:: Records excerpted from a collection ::
>>>

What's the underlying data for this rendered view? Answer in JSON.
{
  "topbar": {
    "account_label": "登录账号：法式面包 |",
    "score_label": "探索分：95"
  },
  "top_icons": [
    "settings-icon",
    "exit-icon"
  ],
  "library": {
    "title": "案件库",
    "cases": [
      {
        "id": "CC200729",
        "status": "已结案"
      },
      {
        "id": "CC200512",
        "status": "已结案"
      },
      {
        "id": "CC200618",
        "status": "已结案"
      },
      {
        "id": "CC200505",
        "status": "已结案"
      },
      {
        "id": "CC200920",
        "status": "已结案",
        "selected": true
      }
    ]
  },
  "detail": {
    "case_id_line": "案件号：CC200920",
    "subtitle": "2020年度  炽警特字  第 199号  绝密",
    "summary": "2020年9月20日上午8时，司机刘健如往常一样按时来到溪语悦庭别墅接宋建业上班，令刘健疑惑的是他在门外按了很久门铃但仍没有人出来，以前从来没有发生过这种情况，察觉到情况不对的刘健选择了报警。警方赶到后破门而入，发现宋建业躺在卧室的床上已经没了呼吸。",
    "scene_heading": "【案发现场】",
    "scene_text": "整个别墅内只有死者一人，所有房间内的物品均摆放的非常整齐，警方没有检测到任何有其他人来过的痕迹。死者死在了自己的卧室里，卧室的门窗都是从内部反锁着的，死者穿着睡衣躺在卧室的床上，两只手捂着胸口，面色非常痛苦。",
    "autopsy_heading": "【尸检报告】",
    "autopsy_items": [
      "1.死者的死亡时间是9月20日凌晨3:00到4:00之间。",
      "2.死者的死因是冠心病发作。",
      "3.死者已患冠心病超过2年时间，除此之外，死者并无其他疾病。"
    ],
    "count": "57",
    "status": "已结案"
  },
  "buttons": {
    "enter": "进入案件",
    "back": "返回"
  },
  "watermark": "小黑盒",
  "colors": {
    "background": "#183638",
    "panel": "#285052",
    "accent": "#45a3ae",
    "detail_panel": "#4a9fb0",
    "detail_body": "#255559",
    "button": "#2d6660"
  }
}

<<<

:: Aim ::
Write out the entries above word for word.

:: Answer to the task ::
What's the underlying data for this rendered view? Answer in JSON.
{
  "topbar": {
    "account_label": "登录账号：法式面包 |",
    "score_label": "探索分：95"
  },
  "top_icons": [
    "settings-icon",
    "exit-icon"
  ],
  "library": {
    "title": "案件库",
    "cases": [
      {
        "id": "CC200729",
        "status": "已结案"
      },
      {
        "id": "CC200512",
        "status": "已结案"
      },
      {
        "id": "CC200618",
        "status": "已结案"
      },
      {
        "id": "CC200505",
        "status": "已结案"
      },
      {
        "id": "CC200920",
        "status": "已结案",
        "selected": true
      }
    ]
  },
  "detail": {
    "case_id_line": "案件号：CC200920",
    "subtitle": "2020年度  炽警特字  第 199号  绝密",
    "summary": "2020年9月20日上午8时，司机刘健如往常一样按时来到溪语悦庭别墅接宋建业上班，令刘健疑惑的是他在门外按了很久门铃但仍没有人出来，以前从来没有发生过这种情况，察觉到情况不对的刘健选择了报警。警方赶到后破门而入，发现宋建业躺在卧室的床上已经没了呼吸。",
    "scene_heading": "【案发现场】",
    "scene_text": "整个别墅内只有死者一人，所有房间内的物品均摆放的非常整齐，警方没有检测到任何有其他人来过的痕迹。死者死在了自己的卧室里，卧室的门窗都是从内部反锁着的，死者穿着睡衣躺在卧室的床上，两只手捂着胸口，面色非常痛苦。",
    "autopsy_heading": "【尸检报告】",
    "autopsy_items": [
      "1.死者的死亡时间是9月20日凌晨3:00到4:00之间。",
      "2.死者的死因是冠心病发作。",
      "3.死者已患冠心病超过2年时间，除此之外，死者并无其他疾病。"
    ],
    "count": "57",
    "status": "已结案"
  },
  "buttons": {
    "enter": "进入案件",
    "back": "返回"
  },
  "watermark": "小黑盒",
  "colors": {
    "background": "#183638",
    "panel": "#285052",
    "accent": "#45a3ae",
    "detail_panel": "#4a9fb0",
    "detail_body": "#255559",
    "button": "#2d6660"
  }
}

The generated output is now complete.